Extracts from a graphics dataset
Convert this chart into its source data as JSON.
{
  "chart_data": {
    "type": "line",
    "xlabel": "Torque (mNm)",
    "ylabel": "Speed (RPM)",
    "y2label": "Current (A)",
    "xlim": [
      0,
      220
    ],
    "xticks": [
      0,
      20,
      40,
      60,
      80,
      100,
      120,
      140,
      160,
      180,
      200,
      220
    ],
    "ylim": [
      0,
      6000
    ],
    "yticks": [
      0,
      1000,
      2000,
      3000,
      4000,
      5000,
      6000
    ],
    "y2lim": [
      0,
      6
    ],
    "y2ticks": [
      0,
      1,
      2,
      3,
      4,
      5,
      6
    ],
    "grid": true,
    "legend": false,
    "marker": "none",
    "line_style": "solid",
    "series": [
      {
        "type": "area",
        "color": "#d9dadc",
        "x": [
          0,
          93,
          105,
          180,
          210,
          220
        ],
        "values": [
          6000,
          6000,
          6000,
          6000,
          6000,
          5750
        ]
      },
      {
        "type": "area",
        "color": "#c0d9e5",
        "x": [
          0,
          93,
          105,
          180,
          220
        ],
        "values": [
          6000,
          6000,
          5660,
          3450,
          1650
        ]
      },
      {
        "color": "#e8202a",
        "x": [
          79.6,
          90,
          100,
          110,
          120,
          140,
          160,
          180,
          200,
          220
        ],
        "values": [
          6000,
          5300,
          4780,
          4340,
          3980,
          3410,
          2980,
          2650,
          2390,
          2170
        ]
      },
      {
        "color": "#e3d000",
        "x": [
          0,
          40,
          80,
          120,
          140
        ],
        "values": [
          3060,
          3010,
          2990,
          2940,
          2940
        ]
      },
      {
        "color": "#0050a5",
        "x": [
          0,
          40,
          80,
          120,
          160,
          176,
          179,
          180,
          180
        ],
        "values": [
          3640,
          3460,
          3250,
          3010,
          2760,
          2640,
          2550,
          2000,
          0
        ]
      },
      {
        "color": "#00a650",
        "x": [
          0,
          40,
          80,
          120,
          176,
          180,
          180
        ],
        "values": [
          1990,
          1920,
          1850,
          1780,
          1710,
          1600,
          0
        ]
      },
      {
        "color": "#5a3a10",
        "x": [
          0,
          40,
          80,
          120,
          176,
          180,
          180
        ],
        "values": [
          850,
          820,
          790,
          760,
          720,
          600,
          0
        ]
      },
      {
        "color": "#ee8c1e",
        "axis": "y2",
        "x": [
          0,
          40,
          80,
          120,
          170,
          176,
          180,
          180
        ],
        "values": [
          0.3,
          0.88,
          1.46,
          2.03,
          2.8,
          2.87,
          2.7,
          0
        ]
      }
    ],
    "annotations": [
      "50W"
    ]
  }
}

▶ WRITTEN TASK
Repeat each record exactly. Omit nothing.

▶ RESULT OF THIS EXERCISE
Convert this chart into its source data as JSON.
{
  "chart_data": {
    "type": "line",
    "xlabel": "Torque (mNm)",
    "ylabel": "Speed (RPM)",
    "y2label": "Current (A)",
    "xlim": [
      0,
      220
    ],
    "xticks": [
      0,
      20,
      40,
      60,
      80,
      100,
      120,
      140,
      160,
      180,
      200,
      220
    ],
    "ylim": [
      0,
      6000
    ],
    "yticks": [
      0,
      1000,
      2000,
      3000,
      4000,
      5000,
      6000
    ],
    "y2lim": [
      0,
      6
    ],
    "y2ticks": [
      0,
      1,
      2,
      3,
      4,
      5,
      6
    ],
    "grid": true,
    "legend": false,
    "marker": "none",
    "line_style": "solid",
    "series": [
      {
        "type": "area",
        "color": "#d9dadc",
        "x": [
          0,
          93,
          105,
          180,
          210,
          220
        ],
        "values": [
          6000,
          6000,
          6000,
          6000,
          6000,
          5750
        ]
      },
      {
        "type": "area",
        "color": "#c0d9e5",
        "x": [
          0,
          93,
          105,
          180,
          220
        ],
        "values": [
          6000,
          6000,
          5660,
          3450,
          1650
        ]
      },
      {
        "color": "#e8202a",
        "x": [
          79.6,
          90,
          100,
          110,
          120,
          140,
          160,
          180,
          200,
          220
        ],
        "values": [
          6000,
          5300,
          4780,
          4340,
          3980,
          3410,
          2980,
          2650,
          2390,
          2170
        ]
      },
      {
        "color": "#e3d000",
        "x": [
          0,
          40,
          80,
          120,
          140
        ],
        "values": [
          3060,
          3010,
          2990,
          2940,
          2940
        ]
      },
      {
        "color": "#0050a5",
        "x": [
          0,
          40,
          80,
          120,
          160,
          176,
          179,
          180,
          180
        ],
        "values": [
          3640,
          3460,
          3250,
          3010,
          2760,
          2640,
          2550,
          2000,
          0
        ]
      },
      {
        "color": "#00a650",
        "x": [
          0,
          40,
          80,
          120,
          176,
          180,
          180
        ],
        "values": [
          1990,
          1920,
          1850,
          1780,
          1710,
          1600,
          0
        ]
      },
      {
        "color": "#5a3a10",
        "x": [
          0,
          40,
          80,
          120,
          176,
          180,
          180
        ],
        "values": [
          850,
          820,
          790,
          760,
          720,
          600,
          0
        ]
      },
      {
        "color": "#ee8c1e",
        "axis": "y2",
        "x": [
          0,
          40,
          80,
          120,
          170,
          176,
          180,
          180
        ],
        "values": [
          0.3,
          0.88,
          1.46,
          2.03,
          2.8,
          2.87,
          2.7,
          0
        ]
      }
    ],
    "annotations": [
      "50W"
    ]
  }
}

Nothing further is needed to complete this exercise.